All of the records below need to be copied exactly.

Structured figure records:
════

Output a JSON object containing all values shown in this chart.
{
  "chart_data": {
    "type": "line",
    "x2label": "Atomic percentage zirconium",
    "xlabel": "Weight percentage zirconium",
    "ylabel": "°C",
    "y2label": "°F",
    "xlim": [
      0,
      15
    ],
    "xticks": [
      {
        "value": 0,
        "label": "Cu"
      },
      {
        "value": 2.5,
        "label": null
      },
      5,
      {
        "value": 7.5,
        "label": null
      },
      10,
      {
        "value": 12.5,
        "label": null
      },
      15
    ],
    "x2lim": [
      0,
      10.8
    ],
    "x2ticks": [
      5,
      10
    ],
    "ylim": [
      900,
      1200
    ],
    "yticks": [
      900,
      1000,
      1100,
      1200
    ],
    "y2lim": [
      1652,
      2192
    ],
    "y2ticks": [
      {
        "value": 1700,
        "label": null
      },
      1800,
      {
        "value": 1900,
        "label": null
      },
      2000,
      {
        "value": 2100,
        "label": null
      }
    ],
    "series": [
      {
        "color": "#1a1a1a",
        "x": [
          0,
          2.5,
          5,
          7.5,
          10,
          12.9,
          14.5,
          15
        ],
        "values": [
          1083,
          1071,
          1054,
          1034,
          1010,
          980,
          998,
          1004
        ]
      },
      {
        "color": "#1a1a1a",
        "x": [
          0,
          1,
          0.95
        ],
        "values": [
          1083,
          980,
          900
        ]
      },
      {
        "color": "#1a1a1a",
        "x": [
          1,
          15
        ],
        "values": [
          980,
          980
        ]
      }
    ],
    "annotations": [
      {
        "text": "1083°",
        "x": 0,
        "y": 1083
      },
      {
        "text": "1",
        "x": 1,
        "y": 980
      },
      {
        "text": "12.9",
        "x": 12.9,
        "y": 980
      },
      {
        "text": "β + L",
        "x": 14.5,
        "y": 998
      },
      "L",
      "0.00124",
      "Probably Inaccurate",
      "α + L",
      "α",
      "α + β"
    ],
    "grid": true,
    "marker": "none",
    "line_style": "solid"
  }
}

════

*The result*
Output a JSON object containing all values shown in this chart.
{
  "chart_data": {
    "type": "line",
    "x2label": "Atomic percentage zirconium",
    "xlabel": "Weight percentage zirconium",
    "ylabel": "°C",
    "y2label": "°F",
    "xlim": [
      0,
      15
    ],
    "xticks": [
      {
        "value": 0,
        "label": "Cu"
      },
      {
        "value": 2.5,
        "label": null
      },
      5,
      {
        "value": 7.5,
        "label": null
      },
      10,
      {
        "value": 12.5,
        "label": null
      },
      15
    ],
    "x2lim": [
      0,
      10.8
    ],
    "x2ticks": [
      5,
      10
    ],
    "ylim": [
      900,
      1200
    ],
    "yticks": [
      900,
      1000,
      1100,
      1200
    ],
    "y2lim": [
      1652,
      2192
    ],
    "y2ticks": [
      {
        "value": 1700,
        "label": null
      },
      1800,
      {
        "value": 1900,
        "label": null
      },
      2000,
      {
        "value": 2100,
        "label": null
      }
    ],
    "series": [
      {
        "color": "#1a1a1a",
        "x": [
          0,
          2.5,
          5,
          7.5,
          10,
          12.9,
          14.5,
          15
        ],
        "values": [
          1083,
          1071,
          1054,
          1034,
          1010,
          980,
          998,
          1004
        ]
      },
      {
        "color": "#1a1a1a",
        "x": [
          0,
          1,
          0.95
        ],
        "values": [
          1083,
          980,
          900
        ]
      },
      {
        "color": "#1a1a1a",
        "x": [
          1,
          15
        ],
        "values": [
          980,
          980
        ]
      }
    ],
    "annotations": [
      {
        "text": "1083°",
        "x": 0,
        "y": 1083
      },
      {
        "text": "1",
        "x": 1,
        "y": 980
      },
      {
        "text": "12.9",
        "x": 12.9,
        "y": 980
      },
      {
        "text": "β + L",
        "x": 14.5,
        "y": 998
      },
      "L",
      "0.00124",
      "Probably Inaccurate",
      "α + L",
      "α",
      "α + β"
    ],
    "grid": true,
    "marker": "none",
    "line_style": "solid"
  }
}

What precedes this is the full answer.